WRITTEN INSTRUCTION:
Extract each line bearing the word "this".

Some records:

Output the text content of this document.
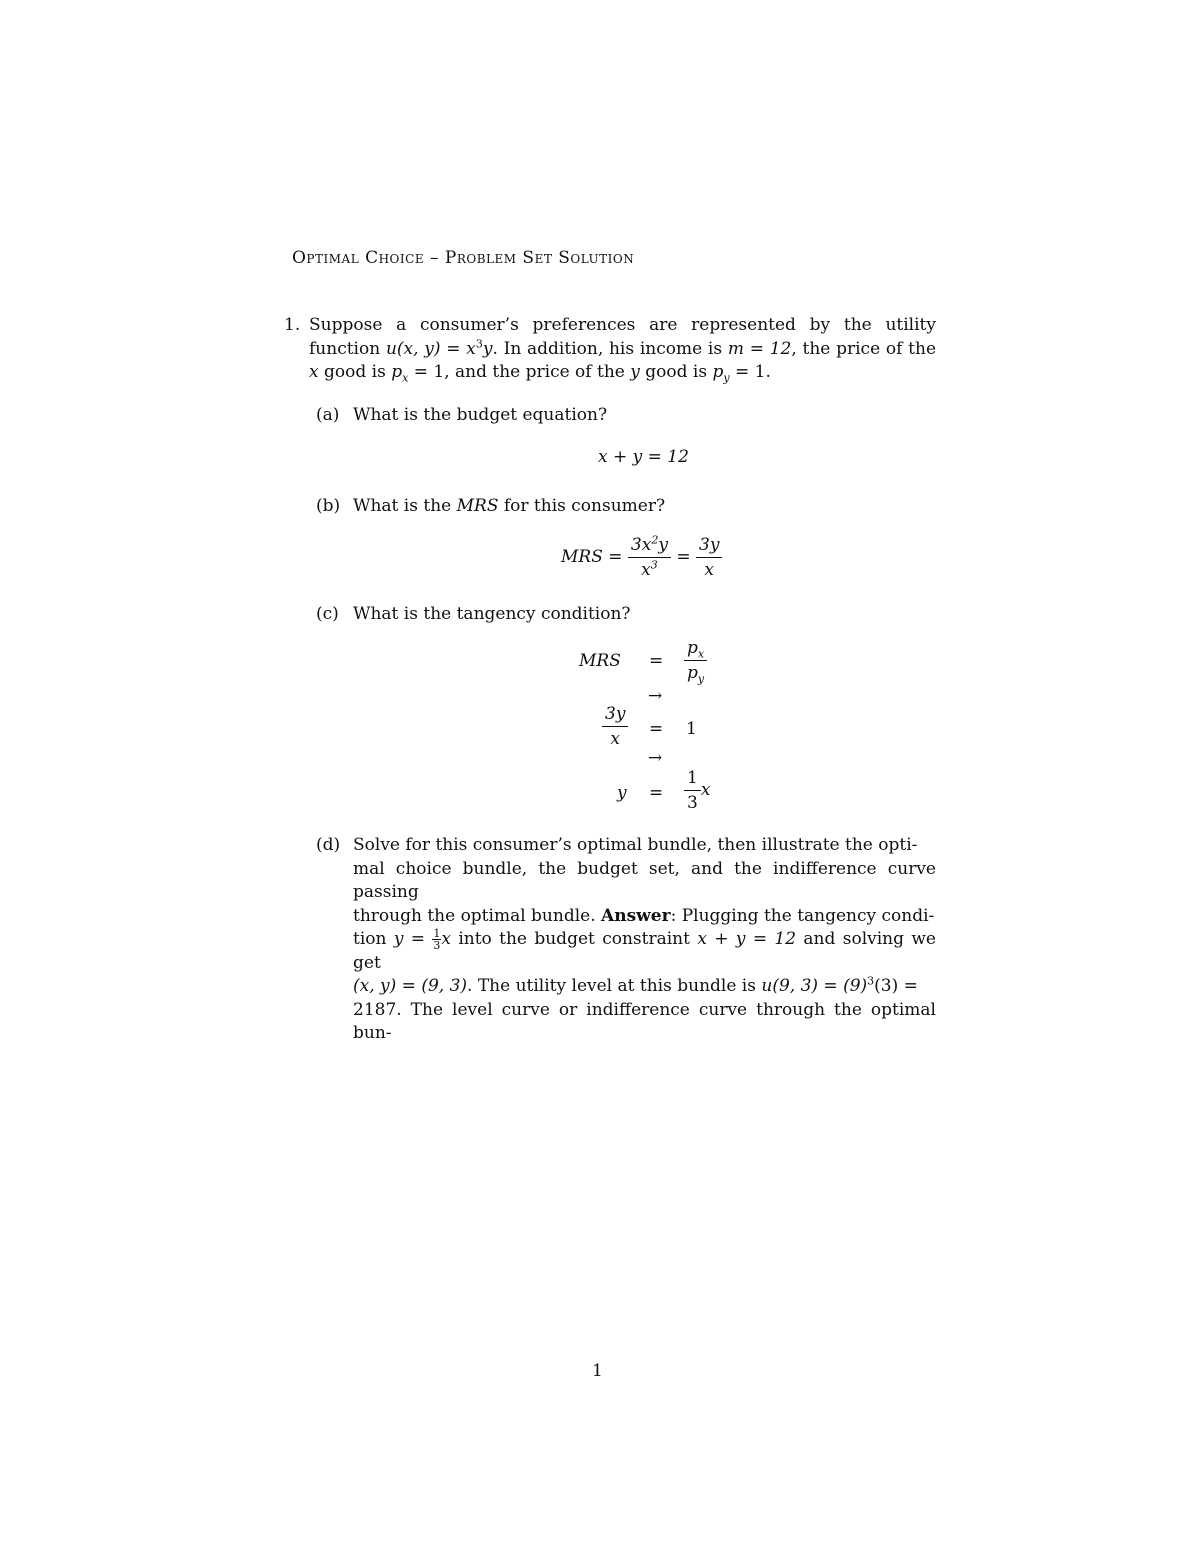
Optimal Choice – Problem Set Solution
1. Suppose a consumer’s preferences are represented by the utility function u(x, $y) = x^3y$. In addition, his income is m = 12, the price of the x good is $p_x = 1$, and the price of the y good is $p_y = 1$.
(a) What is the budget equation?
x + y = 12
(b) What is the MRS for this consumer?
MRS = $\frac{3x^2y}{x^3} = \frac{3y}{x}$
(c) What is the tangency condition?
MRS = $\frac{p_x}{p_y}$
→
$\frac{3y}{x} = 1$
→
$y = \frac{1}{3}$ x
(d) Solve for this consumer’s optimal bundle, then illustrate the opti-
mal choice bundle, the budget set, and the indifference curve passing
through the optimal bundle. Answer: Plugging the tangency condi-
tion $y = \frac{1}{3}$ x into the budget constraint x + y = 12 and solving we get
(x, y) = (9, 3). The utility level at this bundle is u(9, $3) = (9)^3(3)$ =
2187. The level curve or indifference curve through the optimal bun-
1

SOLVED PROBLEM:
Output the text content of this document.
(b) What is the MRS for this consumer?
(d) Solve for this consumer’s optimal bundle, then illustrate the opti-
(x, y) = (9, 3). The utility level at this bundle is u(9, $3) = (9)^3(3)$ =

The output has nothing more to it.